ASSIGNED TASK A:
According to the text on hospitality workers' tips, how many people leave the industry every year and never return?
ASSIGNED TASK B:
Continue the text on hospitality workers' tips from where it stops.

You might think an independently-owned country pub outside of London would be a little less mercenary, but don’t be fooled into thinking their employment ethics mirror the free-range menu options.
Lydia*, a 22-year-old graduate, who is currently waitressing in one such pub after finishing her degree, eventually left her job because she was convinced her manager was pocketing tips. ‘We were supposed to put our tips in a pot to be distributed by the manager at the end of every shift’, she says, ‘to make sure that everyone, the kitchen porter, pot washer and chefs all got some’. Sounds about right, you might think. ‘But, what we always ended up with was significantly less than what we felt we’d earned. We were convinced our manager was taking the bulk of our tips for himself. None of us could prove it though so in the end we just stopped handing our tips in to be shared.’
So, even if it seems tips are collected to be distributed ‘fairly’ on top of pay, there’s no guarantee it’s actually happening.
Dave Turnbull, Hospitality Sector Officer for Unite the Union, tells The Debrief ‘many people get their first taste of working life waiting tables’ and this is a really important issue. He points out that very few young people stick with hospitality. Along with long hours and low pay, ‘employers skimming off your tips is enough to make most people look elsewhere for a career.’ Every year 350,000 people leave the industry and never return.

DATA EXTRACT:

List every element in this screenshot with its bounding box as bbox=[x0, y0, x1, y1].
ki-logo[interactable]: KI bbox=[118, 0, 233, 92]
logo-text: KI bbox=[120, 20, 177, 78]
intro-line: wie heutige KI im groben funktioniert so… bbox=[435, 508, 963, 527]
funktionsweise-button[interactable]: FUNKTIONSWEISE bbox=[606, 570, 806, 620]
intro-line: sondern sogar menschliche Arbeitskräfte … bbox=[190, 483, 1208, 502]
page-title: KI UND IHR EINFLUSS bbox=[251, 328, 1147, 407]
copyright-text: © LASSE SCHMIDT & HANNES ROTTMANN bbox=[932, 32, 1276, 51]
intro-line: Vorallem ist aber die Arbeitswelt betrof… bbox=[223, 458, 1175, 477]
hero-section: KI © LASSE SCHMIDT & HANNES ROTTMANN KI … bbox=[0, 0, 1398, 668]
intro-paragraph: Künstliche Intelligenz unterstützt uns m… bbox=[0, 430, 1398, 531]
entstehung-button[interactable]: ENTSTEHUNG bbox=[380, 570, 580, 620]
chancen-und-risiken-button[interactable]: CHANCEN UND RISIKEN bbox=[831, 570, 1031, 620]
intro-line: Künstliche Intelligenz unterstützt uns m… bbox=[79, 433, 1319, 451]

WRITTEN ANSWER A:
350,000 people.

WRITTEN ANSWER B:
Aside from this, anyone who’s ever served behind a bar or waited tables, as many of us have, will know that it’s not exactly easy. As Jane*, a 19-year-old waitress from Scotland says ‘tipping is nice because it is the confirmation that you’ve done a good job. Especially if it’s busy and you get yelled at a lot for things that aren’t your fault. You, as a waitress, are the person that links the kitchen, the waiting staff and the customer together so you’re the fall guy if something goes wrong, as it so often does.’
Tips are important because they’re seen as a reflection of a job well done. Plus, they’re the upside to a sorry situation which sees young waiting staff perved on by the sorts old enough to cough up for a sit-down meal (and old enough to know better): ‘There have been men who will be asking me questions about the menu quite normally and then suddenly they’ll slip in a question like “What underwear are you wearing?”’ She says she makes a calculated decision when this kind of thing happens ‘I could report them to my manager because it shouldn’t happen but I’ll just smile and think “arsehole” because they’ll tip me.’
The general consensus seems to be that if you’re tipping in cash it’s probably going to the staff, although that’s certainly not always the case. If you’re adding your tip on to your card payment, however, it seems that staff rarely see their tips and, worse, are often being given them as a supplement to an already-low wage.
To all you waiters and waitresses out there though, take heart. Sajid Javid, Business Secretary, told The Debrief: ‘As far as I'm concerned, tips belong to the staff. I'm getting increasingly concerned about the practice of some restaurants, and will be taking a serious look into the issues raised.’
Tips should be a bonus, a reward for doing a good job and not a way for restaurants to bulk up their own profits, nor legitimise paying their staff the bare minimum.